Exercise requirements:
Using the listing below, report all lines holding the word "body".
━━ Records for this task ━━
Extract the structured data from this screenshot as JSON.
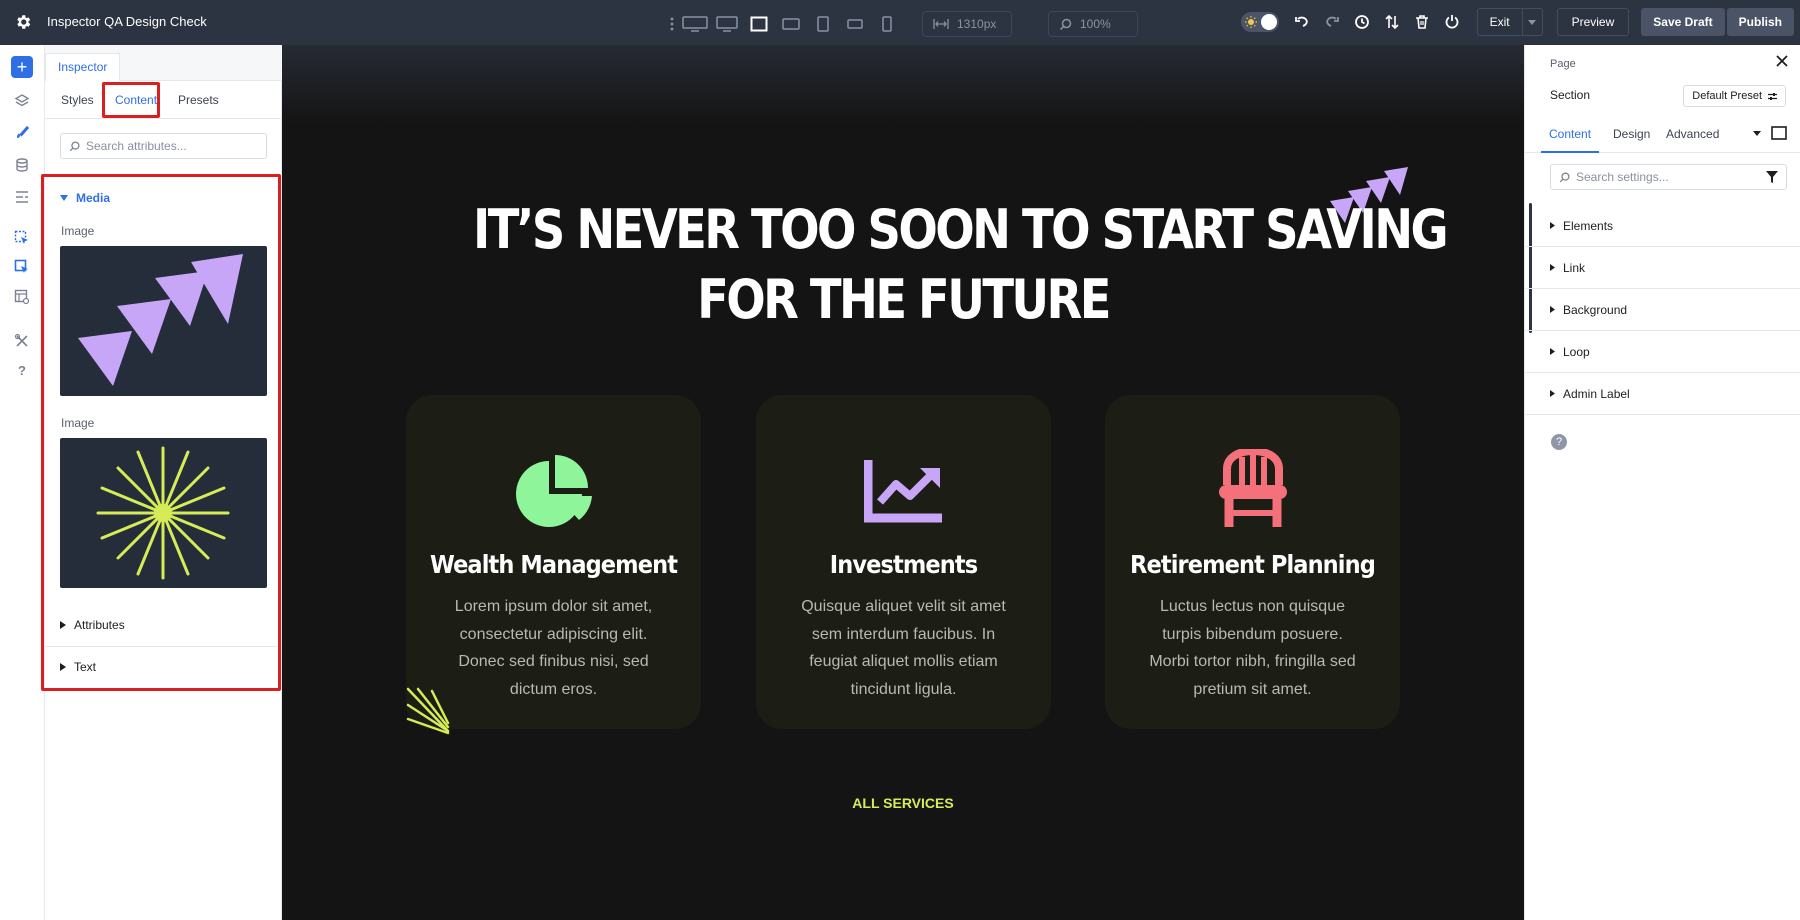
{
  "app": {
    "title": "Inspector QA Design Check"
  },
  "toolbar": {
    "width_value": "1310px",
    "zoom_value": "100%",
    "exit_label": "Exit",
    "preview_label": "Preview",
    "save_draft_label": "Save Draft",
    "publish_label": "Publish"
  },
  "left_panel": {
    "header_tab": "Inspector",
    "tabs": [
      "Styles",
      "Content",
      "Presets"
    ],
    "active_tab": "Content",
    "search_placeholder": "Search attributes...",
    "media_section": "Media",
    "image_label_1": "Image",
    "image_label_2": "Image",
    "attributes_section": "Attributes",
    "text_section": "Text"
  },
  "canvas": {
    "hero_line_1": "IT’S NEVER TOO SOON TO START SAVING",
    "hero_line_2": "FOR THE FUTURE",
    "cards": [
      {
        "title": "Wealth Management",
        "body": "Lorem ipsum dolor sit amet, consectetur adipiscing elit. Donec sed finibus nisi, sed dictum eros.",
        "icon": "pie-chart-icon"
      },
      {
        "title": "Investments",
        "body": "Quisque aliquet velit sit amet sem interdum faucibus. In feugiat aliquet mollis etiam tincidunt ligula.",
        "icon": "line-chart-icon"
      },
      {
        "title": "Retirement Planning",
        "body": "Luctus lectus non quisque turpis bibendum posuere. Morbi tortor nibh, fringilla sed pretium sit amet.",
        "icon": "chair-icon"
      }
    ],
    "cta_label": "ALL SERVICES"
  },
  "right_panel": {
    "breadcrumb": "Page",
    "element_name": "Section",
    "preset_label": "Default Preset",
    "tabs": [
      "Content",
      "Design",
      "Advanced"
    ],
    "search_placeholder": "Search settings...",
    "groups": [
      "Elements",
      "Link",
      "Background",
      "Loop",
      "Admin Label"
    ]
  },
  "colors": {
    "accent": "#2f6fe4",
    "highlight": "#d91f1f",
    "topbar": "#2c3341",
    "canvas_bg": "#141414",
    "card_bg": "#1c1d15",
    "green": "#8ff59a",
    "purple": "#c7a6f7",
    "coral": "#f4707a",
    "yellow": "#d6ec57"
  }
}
━━━
Solution:
        "body": "Lorem ipsum dolor sit amet, consectetur adipiscing elit. Donec sed finibus nisi, sed dictum eros.",
        "body": "Quisque aliquet velit sit amet sem interdum faucibus. In feugiat aliquet mollis etiam tincidunt ligula.",
        "body": "Luctus lectus non quisque turpis bibendum posuere. Morbi tortor nibh, fringilla sed pretium sit amet.",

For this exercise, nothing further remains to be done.